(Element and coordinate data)
:::
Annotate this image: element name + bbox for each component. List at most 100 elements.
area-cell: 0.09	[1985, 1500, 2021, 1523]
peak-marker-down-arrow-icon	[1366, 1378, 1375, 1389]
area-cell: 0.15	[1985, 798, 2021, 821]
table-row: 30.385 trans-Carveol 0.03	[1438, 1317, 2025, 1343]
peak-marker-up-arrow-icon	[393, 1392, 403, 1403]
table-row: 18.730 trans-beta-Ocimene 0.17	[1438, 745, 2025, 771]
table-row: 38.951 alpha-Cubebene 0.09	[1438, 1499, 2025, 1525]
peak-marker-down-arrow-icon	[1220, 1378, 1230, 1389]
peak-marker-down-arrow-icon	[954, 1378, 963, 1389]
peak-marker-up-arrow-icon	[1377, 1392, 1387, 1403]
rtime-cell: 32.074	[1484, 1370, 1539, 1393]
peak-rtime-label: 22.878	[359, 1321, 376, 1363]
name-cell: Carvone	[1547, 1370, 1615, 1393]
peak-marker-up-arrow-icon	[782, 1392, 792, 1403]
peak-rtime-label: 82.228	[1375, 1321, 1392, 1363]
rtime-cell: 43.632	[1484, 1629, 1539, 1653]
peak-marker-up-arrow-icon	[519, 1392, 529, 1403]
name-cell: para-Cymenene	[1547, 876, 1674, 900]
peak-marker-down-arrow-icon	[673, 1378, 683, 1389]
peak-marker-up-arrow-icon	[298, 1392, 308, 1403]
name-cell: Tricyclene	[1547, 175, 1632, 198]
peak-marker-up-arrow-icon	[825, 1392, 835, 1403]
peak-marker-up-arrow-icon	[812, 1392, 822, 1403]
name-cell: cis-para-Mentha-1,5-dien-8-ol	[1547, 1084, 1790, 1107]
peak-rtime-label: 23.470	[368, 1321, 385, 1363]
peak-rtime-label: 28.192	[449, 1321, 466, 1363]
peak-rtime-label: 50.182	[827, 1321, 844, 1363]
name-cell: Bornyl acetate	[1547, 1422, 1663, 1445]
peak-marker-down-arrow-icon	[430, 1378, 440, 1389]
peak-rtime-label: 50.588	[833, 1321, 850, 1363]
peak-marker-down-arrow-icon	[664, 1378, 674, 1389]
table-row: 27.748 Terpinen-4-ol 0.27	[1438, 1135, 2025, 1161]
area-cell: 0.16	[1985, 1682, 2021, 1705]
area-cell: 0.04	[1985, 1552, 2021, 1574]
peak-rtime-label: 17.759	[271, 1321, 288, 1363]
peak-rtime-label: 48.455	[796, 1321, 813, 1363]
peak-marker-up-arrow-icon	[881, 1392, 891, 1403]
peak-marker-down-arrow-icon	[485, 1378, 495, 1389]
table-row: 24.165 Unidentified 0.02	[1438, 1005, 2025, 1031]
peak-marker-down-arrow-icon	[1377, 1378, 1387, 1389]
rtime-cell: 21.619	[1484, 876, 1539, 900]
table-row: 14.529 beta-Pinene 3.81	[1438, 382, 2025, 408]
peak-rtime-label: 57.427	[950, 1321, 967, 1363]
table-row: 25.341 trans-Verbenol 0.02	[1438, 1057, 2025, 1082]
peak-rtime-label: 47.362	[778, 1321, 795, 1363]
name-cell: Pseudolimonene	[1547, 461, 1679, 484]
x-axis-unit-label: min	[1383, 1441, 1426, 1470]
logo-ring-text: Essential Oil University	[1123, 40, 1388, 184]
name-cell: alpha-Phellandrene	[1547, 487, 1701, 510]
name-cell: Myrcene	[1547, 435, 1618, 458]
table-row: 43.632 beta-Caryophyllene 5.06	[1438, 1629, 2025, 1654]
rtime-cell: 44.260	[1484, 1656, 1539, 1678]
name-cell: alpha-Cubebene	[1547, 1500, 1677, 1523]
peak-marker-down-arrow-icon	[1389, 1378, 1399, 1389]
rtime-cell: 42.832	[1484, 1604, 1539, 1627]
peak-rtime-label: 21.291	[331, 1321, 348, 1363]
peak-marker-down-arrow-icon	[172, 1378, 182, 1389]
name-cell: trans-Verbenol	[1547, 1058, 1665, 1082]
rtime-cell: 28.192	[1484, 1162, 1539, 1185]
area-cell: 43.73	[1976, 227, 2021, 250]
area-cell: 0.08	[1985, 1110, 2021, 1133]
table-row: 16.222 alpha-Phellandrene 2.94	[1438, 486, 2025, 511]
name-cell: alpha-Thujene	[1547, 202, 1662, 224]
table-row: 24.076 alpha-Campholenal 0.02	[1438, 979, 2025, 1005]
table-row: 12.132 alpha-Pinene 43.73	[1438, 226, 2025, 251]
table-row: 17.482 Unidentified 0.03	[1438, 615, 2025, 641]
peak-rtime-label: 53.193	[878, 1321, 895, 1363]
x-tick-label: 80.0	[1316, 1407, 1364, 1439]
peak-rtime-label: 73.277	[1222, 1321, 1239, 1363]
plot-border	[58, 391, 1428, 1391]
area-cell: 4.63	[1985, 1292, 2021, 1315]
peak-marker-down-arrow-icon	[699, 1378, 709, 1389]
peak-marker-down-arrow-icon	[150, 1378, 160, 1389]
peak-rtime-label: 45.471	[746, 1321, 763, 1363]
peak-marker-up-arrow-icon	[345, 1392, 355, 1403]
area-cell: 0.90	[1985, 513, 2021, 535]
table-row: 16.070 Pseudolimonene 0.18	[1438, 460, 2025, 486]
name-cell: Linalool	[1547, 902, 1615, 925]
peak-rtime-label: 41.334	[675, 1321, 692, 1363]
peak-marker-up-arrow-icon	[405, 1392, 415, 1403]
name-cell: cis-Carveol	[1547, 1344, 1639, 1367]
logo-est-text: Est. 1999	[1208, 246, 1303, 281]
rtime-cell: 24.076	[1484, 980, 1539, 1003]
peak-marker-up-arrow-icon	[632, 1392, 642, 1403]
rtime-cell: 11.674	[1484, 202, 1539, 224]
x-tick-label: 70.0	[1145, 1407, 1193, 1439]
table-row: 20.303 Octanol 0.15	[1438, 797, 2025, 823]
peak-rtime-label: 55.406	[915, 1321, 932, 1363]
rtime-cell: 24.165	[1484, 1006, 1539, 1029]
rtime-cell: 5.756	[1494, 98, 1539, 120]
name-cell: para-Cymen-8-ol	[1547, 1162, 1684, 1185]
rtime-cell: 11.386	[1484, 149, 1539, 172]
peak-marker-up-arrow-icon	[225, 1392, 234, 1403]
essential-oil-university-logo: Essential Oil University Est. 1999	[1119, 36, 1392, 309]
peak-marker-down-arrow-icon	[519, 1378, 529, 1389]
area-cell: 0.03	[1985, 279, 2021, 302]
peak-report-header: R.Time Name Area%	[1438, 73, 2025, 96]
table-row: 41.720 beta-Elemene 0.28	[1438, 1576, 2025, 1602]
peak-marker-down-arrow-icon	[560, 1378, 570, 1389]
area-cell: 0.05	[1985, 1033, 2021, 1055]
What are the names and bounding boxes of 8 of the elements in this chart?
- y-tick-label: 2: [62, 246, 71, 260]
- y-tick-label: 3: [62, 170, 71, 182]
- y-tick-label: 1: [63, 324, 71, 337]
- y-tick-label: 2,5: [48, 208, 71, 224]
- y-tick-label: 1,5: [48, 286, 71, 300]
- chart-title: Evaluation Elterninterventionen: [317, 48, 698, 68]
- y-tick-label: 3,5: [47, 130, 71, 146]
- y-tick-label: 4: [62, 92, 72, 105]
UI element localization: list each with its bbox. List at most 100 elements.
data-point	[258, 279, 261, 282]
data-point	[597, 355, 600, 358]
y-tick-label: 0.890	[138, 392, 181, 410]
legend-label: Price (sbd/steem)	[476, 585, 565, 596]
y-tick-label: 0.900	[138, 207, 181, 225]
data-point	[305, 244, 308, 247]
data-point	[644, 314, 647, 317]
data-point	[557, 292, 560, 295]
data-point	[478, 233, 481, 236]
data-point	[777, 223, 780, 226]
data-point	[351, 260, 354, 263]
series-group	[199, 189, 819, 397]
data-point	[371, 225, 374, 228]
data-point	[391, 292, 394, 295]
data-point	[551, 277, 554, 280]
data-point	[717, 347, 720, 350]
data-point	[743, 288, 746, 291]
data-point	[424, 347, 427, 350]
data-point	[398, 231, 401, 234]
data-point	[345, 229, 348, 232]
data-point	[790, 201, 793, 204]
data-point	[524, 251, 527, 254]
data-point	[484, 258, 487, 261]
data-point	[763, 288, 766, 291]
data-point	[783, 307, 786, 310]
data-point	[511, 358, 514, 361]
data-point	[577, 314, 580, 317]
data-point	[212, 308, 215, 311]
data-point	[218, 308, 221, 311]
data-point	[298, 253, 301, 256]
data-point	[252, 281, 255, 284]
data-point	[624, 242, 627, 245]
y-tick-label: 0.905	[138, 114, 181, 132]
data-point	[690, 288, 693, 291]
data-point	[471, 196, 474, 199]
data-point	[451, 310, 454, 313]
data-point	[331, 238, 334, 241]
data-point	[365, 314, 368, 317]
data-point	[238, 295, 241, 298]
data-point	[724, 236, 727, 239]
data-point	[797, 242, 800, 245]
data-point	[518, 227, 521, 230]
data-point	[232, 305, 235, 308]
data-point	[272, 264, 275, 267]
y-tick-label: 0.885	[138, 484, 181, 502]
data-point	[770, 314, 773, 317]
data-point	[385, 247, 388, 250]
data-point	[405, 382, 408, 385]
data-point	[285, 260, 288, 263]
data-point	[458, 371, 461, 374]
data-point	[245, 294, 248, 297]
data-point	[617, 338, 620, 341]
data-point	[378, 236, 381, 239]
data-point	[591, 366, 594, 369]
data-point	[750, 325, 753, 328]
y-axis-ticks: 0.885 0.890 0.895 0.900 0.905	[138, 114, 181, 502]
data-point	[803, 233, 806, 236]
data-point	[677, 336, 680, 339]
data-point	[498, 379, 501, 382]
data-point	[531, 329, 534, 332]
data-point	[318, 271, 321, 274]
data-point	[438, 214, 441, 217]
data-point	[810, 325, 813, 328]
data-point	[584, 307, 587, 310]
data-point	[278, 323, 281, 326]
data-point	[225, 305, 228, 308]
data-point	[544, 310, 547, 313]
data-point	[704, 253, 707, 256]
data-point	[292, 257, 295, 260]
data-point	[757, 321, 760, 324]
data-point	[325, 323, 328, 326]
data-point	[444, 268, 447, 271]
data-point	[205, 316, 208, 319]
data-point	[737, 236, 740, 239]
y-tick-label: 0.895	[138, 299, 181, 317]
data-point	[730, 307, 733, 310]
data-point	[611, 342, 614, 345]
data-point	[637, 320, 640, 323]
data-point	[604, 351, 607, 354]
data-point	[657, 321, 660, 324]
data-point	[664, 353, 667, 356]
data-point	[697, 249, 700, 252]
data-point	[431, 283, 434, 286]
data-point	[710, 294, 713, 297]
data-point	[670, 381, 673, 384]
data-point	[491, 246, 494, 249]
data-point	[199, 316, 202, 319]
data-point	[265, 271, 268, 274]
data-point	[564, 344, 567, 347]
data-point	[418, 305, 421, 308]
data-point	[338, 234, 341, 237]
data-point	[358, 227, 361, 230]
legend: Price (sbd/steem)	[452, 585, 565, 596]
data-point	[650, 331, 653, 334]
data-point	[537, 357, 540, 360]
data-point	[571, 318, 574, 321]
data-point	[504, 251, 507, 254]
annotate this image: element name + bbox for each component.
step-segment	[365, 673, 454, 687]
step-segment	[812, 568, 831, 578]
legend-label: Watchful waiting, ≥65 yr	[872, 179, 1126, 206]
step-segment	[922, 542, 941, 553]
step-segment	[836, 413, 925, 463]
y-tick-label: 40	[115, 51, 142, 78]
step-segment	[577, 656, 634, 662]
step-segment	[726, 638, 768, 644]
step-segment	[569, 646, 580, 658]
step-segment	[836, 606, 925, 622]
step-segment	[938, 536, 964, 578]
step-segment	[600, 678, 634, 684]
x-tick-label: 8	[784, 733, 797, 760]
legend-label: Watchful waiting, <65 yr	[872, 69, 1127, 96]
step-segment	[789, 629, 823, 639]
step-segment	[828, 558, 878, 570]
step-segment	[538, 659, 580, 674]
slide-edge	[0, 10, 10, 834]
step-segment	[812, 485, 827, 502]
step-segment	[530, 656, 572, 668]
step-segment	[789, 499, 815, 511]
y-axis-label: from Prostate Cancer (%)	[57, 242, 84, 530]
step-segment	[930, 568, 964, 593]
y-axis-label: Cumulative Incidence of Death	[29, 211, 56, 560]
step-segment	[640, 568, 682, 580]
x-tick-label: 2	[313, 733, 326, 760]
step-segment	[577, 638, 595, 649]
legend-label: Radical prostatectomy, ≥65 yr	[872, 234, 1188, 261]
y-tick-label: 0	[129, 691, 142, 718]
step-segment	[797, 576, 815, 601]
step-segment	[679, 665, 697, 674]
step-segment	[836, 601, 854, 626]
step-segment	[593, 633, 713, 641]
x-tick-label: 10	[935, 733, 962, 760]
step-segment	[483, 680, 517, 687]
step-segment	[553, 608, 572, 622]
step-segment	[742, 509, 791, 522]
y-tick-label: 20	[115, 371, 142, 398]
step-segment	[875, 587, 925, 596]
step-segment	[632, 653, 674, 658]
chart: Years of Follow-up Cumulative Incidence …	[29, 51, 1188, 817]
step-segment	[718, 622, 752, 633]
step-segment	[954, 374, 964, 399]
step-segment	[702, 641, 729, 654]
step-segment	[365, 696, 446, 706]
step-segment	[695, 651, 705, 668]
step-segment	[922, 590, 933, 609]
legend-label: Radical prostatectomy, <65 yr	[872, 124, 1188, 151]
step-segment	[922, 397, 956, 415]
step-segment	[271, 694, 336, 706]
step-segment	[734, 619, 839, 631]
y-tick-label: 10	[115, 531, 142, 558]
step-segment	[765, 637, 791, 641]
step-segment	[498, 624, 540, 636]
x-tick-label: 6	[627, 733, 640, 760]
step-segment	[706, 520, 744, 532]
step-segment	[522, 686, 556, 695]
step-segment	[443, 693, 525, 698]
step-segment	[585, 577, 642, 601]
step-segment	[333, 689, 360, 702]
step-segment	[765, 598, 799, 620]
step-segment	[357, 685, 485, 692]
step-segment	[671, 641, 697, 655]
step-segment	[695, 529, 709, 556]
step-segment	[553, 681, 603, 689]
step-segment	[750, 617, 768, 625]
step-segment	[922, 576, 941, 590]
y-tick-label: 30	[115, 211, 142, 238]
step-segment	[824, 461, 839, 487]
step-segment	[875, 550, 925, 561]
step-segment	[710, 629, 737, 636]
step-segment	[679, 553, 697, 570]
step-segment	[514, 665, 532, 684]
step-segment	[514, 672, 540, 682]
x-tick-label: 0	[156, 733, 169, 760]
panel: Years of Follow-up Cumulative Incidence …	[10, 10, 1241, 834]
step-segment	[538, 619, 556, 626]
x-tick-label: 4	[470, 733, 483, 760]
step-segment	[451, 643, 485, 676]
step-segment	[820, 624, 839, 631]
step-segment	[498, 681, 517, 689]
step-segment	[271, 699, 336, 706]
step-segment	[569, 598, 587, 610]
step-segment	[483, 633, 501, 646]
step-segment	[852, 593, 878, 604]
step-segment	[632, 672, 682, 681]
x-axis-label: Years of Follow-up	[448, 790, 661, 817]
:::
** REQUEST **
Reproduce word for word everything in the data from its very first line down to the line containing "1370, 1539, 1393]", including both of those lines.

** WRITTEN SOLUTION **
Annotate this image: element name + bbox for each component. List at most 100 elements.
area-cell: 0.09	[1985, 1500, 2021, 1523]
peak-marker-down-arrow-icon	[1366, 1378, 1375, 1389]
area-cell: 0.15	[1985, 798, 2021, 821]
table-row: 30.385 trans-Carveol 0.03	[1438, 1317, 2025, 1343]
peak-marker-up-arrow-icon	[393, 1392, 403, 1403]
table-row: 18.730 trans-beta-Ocimene 0.17	[1438, 745, 2025, 771]
table-row: 38.951 alpha-Cubebene 0.09	[1438, 1499, 2025, 1525]
peak-marker-down-arrow-icon	[1220, 1378, 1230, 1389]
peak-marker-down-arrow-icon	[954, 1378, 963, 1389]
peak-marker-up-arrow-icon	[1377, 1392, 1387, 1403]
rtime-cell: 32.074	[1484, 1370, 1539, 1393]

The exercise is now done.